- **WORK TO DO**
For every line in the data below that contains "intercept", copy the line.

- **RECORDS PROVIDED**
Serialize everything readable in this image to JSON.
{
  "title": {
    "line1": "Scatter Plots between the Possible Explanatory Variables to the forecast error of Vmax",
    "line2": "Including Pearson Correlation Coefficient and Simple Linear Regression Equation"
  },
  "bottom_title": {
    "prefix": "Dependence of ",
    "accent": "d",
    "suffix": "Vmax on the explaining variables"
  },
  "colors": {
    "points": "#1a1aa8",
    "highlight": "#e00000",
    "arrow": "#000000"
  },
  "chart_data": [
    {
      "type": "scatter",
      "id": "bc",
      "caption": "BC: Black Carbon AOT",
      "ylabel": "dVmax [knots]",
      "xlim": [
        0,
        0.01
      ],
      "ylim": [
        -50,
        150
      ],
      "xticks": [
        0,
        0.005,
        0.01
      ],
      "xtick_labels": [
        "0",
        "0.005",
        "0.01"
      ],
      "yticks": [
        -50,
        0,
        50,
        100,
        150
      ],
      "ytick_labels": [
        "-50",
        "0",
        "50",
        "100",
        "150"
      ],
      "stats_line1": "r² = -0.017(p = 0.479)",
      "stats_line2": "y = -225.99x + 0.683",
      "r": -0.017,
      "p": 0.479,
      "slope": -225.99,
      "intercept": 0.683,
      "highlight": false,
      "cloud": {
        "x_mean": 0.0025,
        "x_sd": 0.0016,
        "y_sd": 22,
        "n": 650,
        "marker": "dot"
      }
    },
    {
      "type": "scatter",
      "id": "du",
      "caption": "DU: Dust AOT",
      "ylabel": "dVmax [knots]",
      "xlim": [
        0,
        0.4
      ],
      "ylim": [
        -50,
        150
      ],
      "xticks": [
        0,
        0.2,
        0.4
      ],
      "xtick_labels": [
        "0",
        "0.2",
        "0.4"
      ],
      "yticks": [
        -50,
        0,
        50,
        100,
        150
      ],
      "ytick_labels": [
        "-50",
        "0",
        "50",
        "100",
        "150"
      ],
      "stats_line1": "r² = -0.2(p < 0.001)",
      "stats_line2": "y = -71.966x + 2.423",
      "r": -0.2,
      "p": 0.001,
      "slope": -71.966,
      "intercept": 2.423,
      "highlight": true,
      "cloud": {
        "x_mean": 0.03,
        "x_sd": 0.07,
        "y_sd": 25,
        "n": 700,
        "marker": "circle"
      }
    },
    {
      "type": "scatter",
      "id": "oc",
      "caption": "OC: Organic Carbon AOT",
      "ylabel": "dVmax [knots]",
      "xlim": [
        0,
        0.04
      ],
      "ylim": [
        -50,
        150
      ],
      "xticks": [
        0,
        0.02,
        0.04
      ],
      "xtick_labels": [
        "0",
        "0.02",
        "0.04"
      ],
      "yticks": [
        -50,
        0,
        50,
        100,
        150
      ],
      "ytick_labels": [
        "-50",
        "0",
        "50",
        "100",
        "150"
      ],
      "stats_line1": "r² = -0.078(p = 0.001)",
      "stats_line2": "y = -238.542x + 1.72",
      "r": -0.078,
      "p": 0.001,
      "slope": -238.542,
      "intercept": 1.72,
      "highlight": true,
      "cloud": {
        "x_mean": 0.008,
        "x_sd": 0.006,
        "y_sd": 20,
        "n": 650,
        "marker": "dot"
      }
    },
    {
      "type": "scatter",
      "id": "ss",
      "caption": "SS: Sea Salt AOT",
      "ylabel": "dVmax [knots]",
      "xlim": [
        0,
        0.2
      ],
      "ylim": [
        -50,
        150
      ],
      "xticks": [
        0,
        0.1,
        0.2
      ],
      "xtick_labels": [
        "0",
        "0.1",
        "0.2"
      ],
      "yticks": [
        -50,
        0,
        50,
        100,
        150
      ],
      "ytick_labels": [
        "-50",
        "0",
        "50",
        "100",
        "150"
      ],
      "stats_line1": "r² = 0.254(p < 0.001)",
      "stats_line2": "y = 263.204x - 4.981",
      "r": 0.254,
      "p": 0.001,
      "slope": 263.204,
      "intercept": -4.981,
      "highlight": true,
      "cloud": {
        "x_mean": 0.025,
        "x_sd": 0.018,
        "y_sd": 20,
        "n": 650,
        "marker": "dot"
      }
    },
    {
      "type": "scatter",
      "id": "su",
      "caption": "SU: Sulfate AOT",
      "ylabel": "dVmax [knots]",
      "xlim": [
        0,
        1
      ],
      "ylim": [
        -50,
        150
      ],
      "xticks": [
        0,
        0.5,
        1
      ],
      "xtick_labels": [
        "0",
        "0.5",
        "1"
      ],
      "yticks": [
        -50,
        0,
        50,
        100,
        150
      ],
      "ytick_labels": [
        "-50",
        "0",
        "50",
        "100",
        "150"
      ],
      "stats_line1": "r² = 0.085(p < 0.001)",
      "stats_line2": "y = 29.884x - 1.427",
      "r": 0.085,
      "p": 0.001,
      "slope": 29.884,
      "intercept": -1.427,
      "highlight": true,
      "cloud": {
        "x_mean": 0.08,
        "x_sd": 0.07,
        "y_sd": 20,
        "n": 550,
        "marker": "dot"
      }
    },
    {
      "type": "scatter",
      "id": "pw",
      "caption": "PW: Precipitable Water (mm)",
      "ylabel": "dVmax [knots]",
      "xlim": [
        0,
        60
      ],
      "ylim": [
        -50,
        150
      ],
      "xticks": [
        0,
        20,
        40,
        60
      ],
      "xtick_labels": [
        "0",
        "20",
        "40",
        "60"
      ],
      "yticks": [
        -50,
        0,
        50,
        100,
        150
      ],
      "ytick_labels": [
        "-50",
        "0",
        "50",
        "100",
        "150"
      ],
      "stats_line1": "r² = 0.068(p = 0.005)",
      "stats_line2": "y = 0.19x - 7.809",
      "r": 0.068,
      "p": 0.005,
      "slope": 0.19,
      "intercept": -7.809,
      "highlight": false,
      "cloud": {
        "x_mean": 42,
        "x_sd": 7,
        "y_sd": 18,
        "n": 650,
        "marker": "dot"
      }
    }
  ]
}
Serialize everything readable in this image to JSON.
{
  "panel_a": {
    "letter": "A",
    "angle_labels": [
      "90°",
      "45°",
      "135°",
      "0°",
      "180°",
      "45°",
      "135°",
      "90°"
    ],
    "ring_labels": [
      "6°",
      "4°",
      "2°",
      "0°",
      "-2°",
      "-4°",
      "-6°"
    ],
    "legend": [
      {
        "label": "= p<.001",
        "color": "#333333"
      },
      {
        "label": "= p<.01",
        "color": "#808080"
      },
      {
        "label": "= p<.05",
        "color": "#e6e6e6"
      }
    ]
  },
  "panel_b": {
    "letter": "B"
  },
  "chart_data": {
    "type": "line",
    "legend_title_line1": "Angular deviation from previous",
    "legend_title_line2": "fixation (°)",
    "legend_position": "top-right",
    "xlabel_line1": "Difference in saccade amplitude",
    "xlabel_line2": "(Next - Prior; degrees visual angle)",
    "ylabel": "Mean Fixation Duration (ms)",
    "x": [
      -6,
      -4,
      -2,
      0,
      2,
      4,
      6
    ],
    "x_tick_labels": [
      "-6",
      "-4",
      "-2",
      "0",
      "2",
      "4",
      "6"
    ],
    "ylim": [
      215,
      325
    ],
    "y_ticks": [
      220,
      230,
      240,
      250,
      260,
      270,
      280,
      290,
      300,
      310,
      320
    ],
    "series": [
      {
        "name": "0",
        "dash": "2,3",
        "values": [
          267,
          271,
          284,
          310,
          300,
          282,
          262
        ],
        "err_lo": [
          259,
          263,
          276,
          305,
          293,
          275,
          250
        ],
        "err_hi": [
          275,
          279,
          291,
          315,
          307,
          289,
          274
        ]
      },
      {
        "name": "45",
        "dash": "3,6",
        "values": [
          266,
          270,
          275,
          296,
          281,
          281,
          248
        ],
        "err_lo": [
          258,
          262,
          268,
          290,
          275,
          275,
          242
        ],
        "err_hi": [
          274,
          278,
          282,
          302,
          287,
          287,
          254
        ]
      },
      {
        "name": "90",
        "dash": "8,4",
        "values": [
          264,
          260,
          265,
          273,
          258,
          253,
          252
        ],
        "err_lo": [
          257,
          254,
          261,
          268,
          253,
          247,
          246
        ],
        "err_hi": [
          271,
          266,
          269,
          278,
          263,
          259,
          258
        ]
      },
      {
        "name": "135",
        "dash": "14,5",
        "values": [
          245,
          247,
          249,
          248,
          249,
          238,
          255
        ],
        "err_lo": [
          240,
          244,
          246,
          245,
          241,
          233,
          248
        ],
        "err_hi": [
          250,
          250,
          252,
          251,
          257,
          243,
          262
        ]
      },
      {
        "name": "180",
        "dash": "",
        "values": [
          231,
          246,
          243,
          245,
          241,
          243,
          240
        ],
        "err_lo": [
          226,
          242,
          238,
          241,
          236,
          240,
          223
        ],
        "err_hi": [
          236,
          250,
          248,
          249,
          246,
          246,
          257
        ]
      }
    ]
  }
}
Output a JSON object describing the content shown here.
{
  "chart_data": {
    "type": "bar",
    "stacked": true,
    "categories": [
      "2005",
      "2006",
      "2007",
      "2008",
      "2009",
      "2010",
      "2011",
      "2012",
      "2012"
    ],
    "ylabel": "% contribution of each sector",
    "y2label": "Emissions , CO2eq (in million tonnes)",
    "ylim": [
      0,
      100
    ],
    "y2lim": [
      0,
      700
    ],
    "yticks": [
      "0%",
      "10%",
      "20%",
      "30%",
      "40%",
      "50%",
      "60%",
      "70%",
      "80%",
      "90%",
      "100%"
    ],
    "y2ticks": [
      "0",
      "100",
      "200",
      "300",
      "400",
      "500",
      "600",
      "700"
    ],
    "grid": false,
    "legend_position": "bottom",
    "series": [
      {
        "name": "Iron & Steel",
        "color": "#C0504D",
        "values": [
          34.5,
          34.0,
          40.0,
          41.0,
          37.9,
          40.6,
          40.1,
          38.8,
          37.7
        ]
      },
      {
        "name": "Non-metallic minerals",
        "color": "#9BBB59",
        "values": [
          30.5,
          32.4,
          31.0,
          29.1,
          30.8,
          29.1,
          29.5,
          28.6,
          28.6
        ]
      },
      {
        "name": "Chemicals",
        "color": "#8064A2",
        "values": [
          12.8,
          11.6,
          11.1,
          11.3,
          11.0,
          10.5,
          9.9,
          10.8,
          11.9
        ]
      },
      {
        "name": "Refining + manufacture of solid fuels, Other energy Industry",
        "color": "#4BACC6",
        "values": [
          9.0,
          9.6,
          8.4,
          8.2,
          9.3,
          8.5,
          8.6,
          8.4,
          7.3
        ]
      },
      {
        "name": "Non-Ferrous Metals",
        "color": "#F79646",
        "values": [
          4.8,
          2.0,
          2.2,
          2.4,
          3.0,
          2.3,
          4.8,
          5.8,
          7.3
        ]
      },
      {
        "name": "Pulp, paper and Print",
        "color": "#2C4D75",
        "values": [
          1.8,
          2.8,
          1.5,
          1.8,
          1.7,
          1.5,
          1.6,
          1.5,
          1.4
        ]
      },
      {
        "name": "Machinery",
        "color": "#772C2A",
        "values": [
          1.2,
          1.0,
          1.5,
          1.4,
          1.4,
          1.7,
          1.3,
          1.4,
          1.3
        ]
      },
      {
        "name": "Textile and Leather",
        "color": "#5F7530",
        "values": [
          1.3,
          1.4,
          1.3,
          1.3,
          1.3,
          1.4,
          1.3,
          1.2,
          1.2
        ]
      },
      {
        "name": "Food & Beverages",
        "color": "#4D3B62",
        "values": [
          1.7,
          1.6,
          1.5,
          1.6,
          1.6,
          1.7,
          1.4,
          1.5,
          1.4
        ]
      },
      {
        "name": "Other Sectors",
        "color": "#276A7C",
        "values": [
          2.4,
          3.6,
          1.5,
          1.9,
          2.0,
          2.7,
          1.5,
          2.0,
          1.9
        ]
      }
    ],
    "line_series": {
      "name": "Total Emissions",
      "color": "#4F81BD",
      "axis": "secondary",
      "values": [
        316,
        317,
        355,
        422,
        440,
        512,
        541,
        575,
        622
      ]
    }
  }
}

- **WRITTEN ANSWER**
      "intercept": 0.683,
      "intercept": 2.423,
      "intercept": 1.72,
      "intercept": -4.981,
      "intercept": -1.427,
      "intercept": -7.809,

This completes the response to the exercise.